• **EXERCISE INSTRUCTIONS**: Your task is to retype each line of the data below exactly.

[Data excerpts]
--- Begin ---

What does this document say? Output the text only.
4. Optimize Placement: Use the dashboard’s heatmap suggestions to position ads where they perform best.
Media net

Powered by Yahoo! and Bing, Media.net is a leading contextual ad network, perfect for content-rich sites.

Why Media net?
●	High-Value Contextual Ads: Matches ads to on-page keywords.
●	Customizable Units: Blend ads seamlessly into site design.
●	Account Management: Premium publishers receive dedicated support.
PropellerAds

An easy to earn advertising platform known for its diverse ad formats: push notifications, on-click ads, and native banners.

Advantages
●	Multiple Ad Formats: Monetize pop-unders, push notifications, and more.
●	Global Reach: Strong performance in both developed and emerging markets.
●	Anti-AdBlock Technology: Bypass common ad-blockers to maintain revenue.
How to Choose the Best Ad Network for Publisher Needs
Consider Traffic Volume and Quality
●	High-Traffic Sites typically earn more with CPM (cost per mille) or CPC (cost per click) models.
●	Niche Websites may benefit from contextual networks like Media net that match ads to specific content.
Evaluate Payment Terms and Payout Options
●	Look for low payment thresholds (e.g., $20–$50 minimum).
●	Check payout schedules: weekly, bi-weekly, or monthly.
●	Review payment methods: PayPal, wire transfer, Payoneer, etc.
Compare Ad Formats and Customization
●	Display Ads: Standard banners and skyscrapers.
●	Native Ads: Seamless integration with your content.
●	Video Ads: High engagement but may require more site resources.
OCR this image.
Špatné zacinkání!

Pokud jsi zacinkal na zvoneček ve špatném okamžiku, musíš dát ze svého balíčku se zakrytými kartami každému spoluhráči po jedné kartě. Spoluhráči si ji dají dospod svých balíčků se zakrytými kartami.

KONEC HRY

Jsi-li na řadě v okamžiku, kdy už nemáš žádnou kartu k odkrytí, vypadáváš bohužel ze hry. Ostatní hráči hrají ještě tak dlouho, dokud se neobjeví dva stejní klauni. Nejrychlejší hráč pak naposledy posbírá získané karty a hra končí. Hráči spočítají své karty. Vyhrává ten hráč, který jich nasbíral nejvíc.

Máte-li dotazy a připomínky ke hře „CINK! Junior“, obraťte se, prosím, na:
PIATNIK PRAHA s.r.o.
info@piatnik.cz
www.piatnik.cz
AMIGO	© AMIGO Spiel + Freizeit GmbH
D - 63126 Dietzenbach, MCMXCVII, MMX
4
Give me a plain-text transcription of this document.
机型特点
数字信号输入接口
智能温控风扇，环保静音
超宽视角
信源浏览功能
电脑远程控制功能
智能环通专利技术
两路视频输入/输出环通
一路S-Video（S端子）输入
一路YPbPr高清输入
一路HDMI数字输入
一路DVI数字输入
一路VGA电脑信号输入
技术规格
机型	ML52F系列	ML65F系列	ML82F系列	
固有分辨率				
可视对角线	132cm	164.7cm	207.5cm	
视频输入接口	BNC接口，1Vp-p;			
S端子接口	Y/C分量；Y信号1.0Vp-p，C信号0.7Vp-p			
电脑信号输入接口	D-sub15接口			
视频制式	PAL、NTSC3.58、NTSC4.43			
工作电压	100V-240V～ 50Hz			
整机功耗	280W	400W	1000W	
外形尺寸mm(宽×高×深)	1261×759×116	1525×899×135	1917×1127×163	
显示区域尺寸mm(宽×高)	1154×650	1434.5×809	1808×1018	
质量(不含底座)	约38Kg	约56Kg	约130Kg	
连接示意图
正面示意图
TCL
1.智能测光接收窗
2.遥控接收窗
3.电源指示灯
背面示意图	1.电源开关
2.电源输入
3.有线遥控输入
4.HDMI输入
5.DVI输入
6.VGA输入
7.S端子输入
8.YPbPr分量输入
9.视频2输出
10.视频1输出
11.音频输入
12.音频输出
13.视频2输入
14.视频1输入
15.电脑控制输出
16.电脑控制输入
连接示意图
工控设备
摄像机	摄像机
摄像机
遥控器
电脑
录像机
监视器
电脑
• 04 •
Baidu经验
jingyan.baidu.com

--- End ---

• **FULL SOLUTION**:
What does this document say? Output the text only.
4. Optimize Placement: Use the dashboard’s heatmap suggestions to position ads where they perform best.
Media net

Powered by Yahoo! and Bing, Media.net is a leading contextual ad network, perfect for content-rich sites.

Why Media net?
●	High-Value Contextual Ads: Matches ads to on-page keywords.
●	Customizable Units: Blend ads seamlessly into site design.
●	Account Management: Premium publishers receive dedicated support.
PropellerAds

An easy to earn advertising platform known for its diverse ad formats: push notifications, on-click ads, and native banners.

Advantages
●	Multiple Ad Formats: Monetize pop-unders, push notifications, and more.
●	Global Reach: Strong performance in both developed and emerging markets.
●	Anti-AdBlock Technology: Bypass common ad-blockers to maintain revenue.
How to Choose the Best Ad Network for Publisher Needs
Consider Traffic Volume and Quality
●	High-Traffic Sites typically earn more with CPM (cost per mille) or CPC (cost per click) models.
●	Niche Websites may benefit from contextual networks like Media net that match ads to specific content.
Evaluate Payment Terms and Payout Options
●	Look for low payment thresholds (e.g., $20–$50 minimum).
●	Check payout schedules: weekly, bi-weekly, or monthly.
●	Review payment methods: PayPal, wire transfer, Payoneer, etc.
Compare Ad Formats and Customization
●	Display Ads: Standard banners and skyscrapers.
●	Native Ads: Seamless integration with your content.
●	Video Ads: High engagement but may require more site resources.
OCR this image.
Špatné zacinkání!

Pokud jsi zacinkal na zvoneček ve špatném okamžiku, musíš dát ze svého balíčku se zakrytými kartami každému spoluhráči po jedné kartě. Spoluhráči si ji dají dospod svých balíčků se zakrytými kartami.

KONEC HRY

Jsi-li na řadě v okamžiku, kdy už nemáš žádnou kartu k odkrytí, vypadáváš bohužel ze hry. Ostatní hráči hrají ještě tak dlouho, dokud se neobjeví dva stejní klauni. Nejrychlejší hráč pak naposledy posbírá získané karty a hra končí. Hráči spočítají své karty. Vyhrává ten hráč, který jich nasbíral nejvíc.

Máte-li dotazy a připomínky ke hře „CINK! Junior“, obraťte se, prosím, na:
PIATNIK PRAHA s.r.o.
info@piatnik.cz
www.piatnik.cz
AMIGO	© AMIGO Spiel + Freizeit GmbH
D - 63126 Dietzenbach, MCMXCVII, MMX
4
Give me a plain-text transcription of this document.
机型特点
数字信号输入接口
智能温控风扇，环保静音
超宽视角
信源浏览功能
电脑远程控制功能
智能环通专利技术
两路视频输入/输出环通
一路S-Video（S端子）输入
一路YPbPr高清输入
一路HDMI数字输入
一路DVI数字输入
一路VGA电脑信号输入
技术规格
机型	ML52F系列	ML65F系列	ML82F系列	
固有分辨率				
可视对角线	132cm	164.7cm	207.5cm	
视频输入接口	BNC接口，1Vp-p;			
S端子接口	Y/C分量；Y信号1.0Vp-p，C信号0.7Vp-p			
电脑信号输入接口	D-sub15接口			
视频制式	PAL、NTSC3.58、NTSC4.43			
工作电压	100V-240V～ 50Hz			
整机功耗	280W	400W	1000W	
外形尺寸mm(宽×高×深)	1261×759×116	1525×899×135	1917×1127×163	
显示区域尺寸mm(宽×高)	1154×650	1434.5×809	1808×1018	
质量(不含底座)	约38Kg	约56Kg	约130Kg	
连接示意图
正面示意图
TCL
1.智能测光接收窗
2.遥控接收窗
3.电源指示灯
背面示意图	1.电源开关
2.电源输入
3.有线遥控输入
4.HDMI输入
5.DVI输入
6.VGA输入
7.S端子输入
8.YPbPr分量输入
9.视频2输出
10.视频1输出
11.音频输入
12.音频输出
13.视频2输入
14.视频1输入
15.电脑控制输出
16.电脑控制输入
连接示意图
工控设备
摄像机	摄像机
摄像机
遥控器
电脑
录像机
监视器
电脑
• 04 •
Baidu经验
jingyan.baidu.com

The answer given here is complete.